Write out each entry, exactly the way it appears.

>> Begin DATA PROVIDED

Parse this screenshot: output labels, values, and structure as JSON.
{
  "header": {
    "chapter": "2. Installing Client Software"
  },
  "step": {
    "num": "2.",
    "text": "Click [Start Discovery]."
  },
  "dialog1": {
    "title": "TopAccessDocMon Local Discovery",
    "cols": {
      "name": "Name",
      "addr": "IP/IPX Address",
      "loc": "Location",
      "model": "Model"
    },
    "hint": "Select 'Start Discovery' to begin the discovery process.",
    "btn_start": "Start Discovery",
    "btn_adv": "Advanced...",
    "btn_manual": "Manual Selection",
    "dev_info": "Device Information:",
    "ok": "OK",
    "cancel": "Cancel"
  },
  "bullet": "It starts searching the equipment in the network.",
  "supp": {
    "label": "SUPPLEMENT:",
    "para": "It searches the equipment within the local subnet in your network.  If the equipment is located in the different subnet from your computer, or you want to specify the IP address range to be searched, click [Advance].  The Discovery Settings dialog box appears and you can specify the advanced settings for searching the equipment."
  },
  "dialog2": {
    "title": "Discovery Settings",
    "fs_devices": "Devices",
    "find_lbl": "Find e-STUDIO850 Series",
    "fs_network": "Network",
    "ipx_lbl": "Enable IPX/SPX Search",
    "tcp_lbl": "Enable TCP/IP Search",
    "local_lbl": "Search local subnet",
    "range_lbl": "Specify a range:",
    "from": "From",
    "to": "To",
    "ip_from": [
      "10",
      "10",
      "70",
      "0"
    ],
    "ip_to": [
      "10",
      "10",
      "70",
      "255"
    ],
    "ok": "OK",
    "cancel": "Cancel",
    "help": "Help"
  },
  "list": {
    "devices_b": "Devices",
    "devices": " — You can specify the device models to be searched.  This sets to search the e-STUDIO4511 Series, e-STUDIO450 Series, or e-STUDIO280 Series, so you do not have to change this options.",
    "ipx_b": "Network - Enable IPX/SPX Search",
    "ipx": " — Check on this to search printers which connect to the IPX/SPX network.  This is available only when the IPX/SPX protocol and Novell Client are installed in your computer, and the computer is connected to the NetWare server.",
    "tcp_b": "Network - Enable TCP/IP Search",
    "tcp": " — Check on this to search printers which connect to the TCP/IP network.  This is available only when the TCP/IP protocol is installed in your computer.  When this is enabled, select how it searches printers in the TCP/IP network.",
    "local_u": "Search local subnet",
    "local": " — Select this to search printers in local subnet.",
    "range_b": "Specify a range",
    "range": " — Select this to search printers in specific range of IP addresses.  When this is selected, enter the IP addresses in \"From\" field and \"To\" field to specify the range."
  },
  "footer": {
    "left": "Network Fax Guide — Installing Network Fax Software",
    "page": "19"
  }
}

>> End DATA PROVIDED

• EXERCISE ANSWER:
Parse this screenshot: output labels, values, and structure as JSON.
{
  "header": {
    "chapter": "2. Installing Client Software"
  },
  "step": {
    "num": "2.",
    "text": "Click [Start Discovery]."
  },
  "dialog1": {
    "title": "TopAccessDocMon Local Discovery",
    "cols": {
      "name": "Name",
      "addr": "IP/IPX Address",
      "loc": "Location",
      "model": "Model"
    },
    "hint": "Select 'Start Discovery' to begin the discovery process.",
    "btn_start": "Start Discovery",
    "btn_adv": "Advanced...",
    "btn_manual": "Manual Selection",
    "dev_info": "Device Information:",
    "ok": "OK",
    "cancel": "Cancel"
  },
  "bullet": "It starts searching the equipment in the network.",
  "supp": {
    "label": "SUPPLEMENT:",
    "para": "It searches the equipment within the local subnet in your network.  If the equipment is located in the different subnet from your computer, or you want to specify the IP address range to be searched, click [Advance].  The Discovery Settings dialog box appears and you can specify the advanced settings for searching the equipment."
  },
  "dialog2": {
    "title": "Discovery Settings",
    "fs_devices": "Devices",
    "find_lbl": "Find e-STUDIO850 Series",
    "fs_network": "Network",
    "ipx_lbl": "Enable IPX/SPX Search",
    "tcp_lbl": "Enable TCP/IP Search",
    "local_lbl": "Search local subnet",
    "range_lbl": "Specify a range:",
    "from": "From",
    "to": "To",
    "ip_from": [
      "10",
      "10",
      "70",
      "0"
    ],
    "ip_to": [
      "10",
      "10",
      "70",
      "255"
    ],
    "ok": "OK",
    "cancel": "Cancel",
    "help": "Help"
  },
  "list": {
    "devices_b": "Devices",
    "devices": " — You can specify the device models to be searched.  This sets to search the e-STUDIO4511 Series, e-STUDIO450 Series, or e-STUDIO280 Series, so you do not have to change this options.",
    "ipx_b": "Network - Enable IPX/SPX Search",
    "ipx": " — Check on this to search printers which connect to the IPX/SPX network.  This is available only when the IPX/SPX protocol and Novell Client are installed in your computer, and the computer is connected to the NetWare server.",
    "tcp_b": "Network - Enable TCP/IP Search",
    "tcp": " — Check on this to search printers which connect to the TCP/IP network.  This is available only when the TCP/IP protocol is installed in your computer.  When this is enabled, select how it searches printers in the TCP/IP network.",
    "local_u": "Search local subnet",
    "local": " — Select this to search printers in local subnet.",
    "range_b": "Specify a range",
    "range": " — Select this to search printers in specific range of IP addresses.  When this is selected, enter the IP addresses in \"From\" field and \"To\" field to specify the range."
  },
  "footer": {
    "left": "Network Fax Guide — Installing Network Fax Software",
    "page": "19"
  }
}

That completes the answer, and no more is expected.